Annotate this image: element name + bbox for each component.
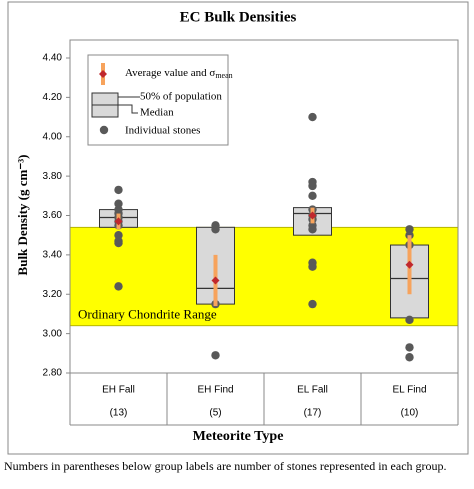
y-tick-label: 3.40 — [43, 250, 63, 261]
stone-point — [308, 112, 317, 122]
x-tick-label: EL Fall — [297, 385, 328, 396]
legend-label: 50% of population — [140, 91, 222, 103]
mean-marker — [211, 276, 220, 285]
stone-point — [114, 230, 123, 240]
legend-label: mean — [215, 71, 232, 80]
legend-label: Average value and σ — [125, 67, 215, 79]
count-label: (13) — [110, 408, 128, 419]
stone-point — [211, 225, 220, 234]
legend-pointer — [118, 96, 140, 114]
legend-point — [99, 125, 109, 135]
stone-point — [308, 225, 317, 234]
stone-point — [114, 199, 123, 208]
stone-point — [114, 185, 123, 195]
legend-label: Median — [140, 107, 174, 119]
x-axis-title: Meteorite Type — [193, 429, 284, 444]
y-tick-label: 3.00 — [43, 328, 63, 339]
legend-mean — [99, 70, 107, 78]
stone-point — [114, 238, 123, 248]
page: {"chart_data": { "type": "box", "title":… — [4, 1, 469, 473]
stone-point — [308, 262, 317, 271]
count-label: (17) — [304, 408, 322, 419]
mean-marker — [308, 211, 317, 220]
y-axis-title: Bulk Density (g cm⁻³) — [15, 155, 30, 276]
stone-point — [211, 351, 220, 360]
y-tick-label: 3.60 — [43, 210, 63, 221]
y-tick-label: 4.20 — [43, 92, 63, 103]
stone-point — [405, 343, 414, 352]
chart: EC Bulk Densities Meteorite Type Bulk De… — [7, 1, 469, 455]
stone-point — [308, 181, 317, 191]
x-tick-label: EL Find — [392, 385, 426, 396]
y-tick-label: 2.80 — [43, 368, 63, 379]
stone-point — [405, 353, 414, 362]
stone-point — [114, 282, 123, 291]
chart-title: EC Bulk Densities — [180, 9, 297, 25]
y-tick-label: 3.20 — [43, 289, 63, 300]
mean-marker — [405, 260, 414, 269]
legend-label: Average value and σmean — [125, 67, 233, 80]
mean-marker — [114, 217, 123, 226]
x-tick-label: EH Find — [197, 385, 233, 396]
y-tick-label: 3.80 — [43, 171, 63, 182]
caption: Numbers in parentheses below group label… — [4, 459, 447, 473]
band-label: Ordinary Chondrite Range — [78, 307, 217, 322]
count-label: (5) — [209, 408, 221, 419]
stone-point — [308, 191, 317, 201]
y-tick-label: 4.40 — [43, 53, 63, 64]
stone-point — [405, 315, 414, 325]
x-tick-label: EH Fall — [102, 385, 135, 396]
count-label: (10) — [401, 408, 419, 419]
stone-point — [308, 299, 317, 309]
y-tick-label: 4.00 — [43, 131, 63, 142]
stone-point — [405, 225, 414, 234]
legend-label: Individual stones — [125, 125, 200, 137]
------
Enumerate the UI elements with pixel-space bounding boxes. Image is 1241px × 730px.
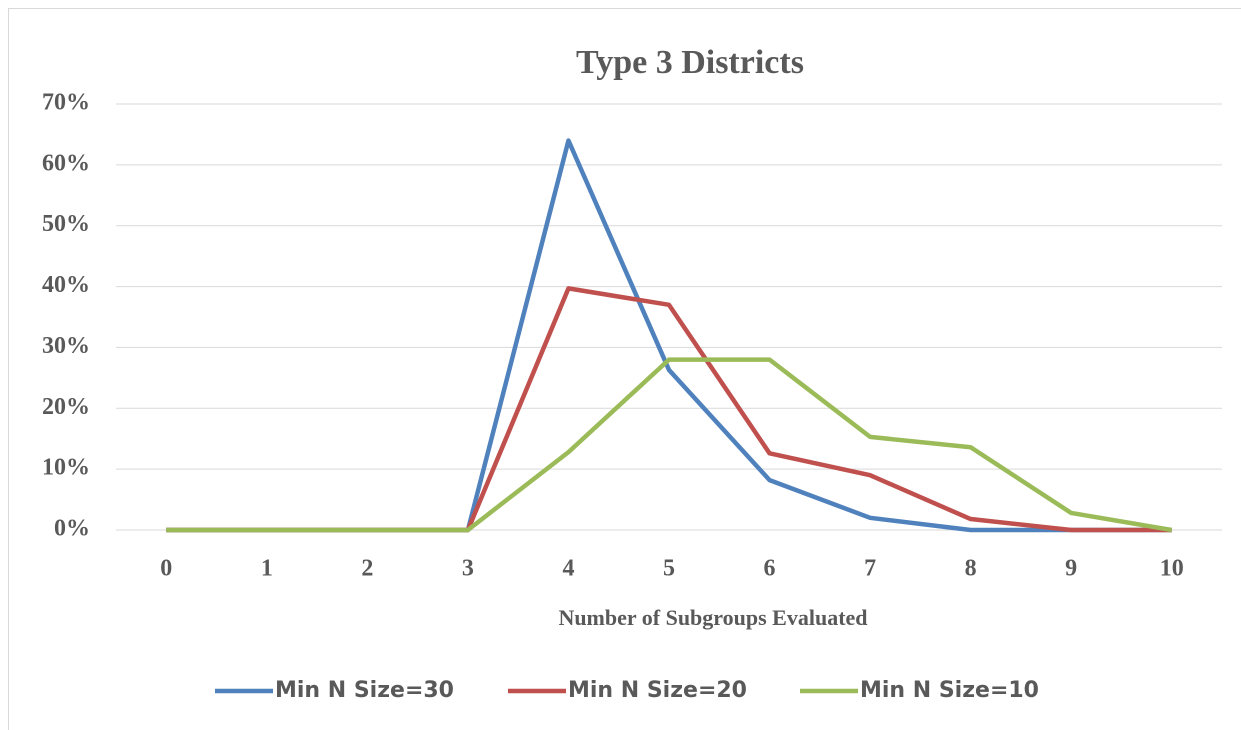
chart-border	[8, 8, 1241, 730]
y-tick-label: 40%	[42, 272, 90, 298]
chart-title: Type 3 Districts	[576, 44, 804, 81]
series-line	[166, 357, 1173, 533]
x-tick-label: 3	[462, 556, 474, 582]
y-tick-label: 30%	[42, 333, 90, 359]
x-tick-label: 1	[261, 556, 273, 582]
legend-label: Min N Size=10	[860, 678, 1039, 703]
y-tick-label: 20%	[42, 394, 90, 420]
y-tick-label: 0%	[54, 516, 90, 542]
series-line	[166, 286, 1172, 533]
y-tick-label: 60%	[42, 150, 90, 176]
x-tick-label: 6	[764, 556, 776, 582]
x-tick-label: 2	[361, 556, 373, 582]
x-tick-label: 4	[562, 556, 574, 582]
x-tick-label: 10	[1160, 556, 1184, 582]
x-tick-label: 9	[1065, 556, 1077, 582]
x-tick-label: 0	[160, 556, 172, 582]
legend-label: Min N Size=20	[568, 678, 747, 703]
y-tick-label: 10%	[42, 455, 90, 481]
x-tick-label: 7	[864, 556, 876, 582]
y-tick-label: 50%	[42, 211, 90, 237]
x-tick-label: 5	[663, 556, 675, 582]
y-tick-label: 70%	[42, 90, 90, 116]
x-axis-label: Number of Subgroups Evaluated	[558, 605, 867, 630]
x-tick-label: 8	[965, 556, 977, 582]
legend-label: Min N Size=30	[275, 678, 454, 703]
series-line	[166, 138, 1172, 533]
------
TASK TO COMPLETE
Please retype the rows starting with the line that contains "Enumerate the UI" and ending with the line that contains "138, 1172, 533]", and leave out any picture.

REPLY
Enumerate the UI elements with pixel-space bounding boxes. Image is 1241px × 730px.
chart-border	[8, 8, 1241, 730]
y-tick-label: 40%	[42, 272, 90, 298]
chart-title: Type 3 Districts	[576, 44, 804, 81]
series-line	[166, 357, 1173, 533]
x-tick-label: 3	[462, 556, 474, 582]
y-tick-label: 30%	[42, 333, 90, 359]
x-tick-label: 1	[261, 556, 273, 582]
legend-label: Min N Size=10	[860, 678, 1039, 703]
y-tick-label: 20%	[42, 394, 90, 420]
y-tick-label: 0%	[54, 516, 90, 542]
series-line	[166, 286, 1172, 533]
y-tick-label: 60%	[42, 150, 90, 176]
x-tick-label: 6	[764, 556, 776, 582]
x-tick-label: 2	[361, 556, 373, 582]
x-tick-label: 4	[562, 556, 574, 582]
x-tick-label: 10	[1160, 556, 1184, 582]
x-tick-label: 9	[1065, 556, 1077, 582]
x-tick-label: 0	[160, 556, 172, 582]
legend-label: Min N Size=20	[568, 678, 747, 703]
y-tick-label: 10%	[42, 455, 90, 481]
x-tick-label: 7	[864, 556, 876, 582]
y-tick-label: 50%	[42, 211, 90, 237]
x-tick-label: 5	[663, 556, 675, 582]
y-tick-label: 70%	[42, 90, 90, 116]
x-axis-label: Number of Subgroups Evaluated	[558, 605, 867, 630]
x-tick-label: 8	[965, 556, 977, 582]
legend-label: Min N Size=30	[275, 678, 454, 703]
series-line	[166, 138, 1172, 533]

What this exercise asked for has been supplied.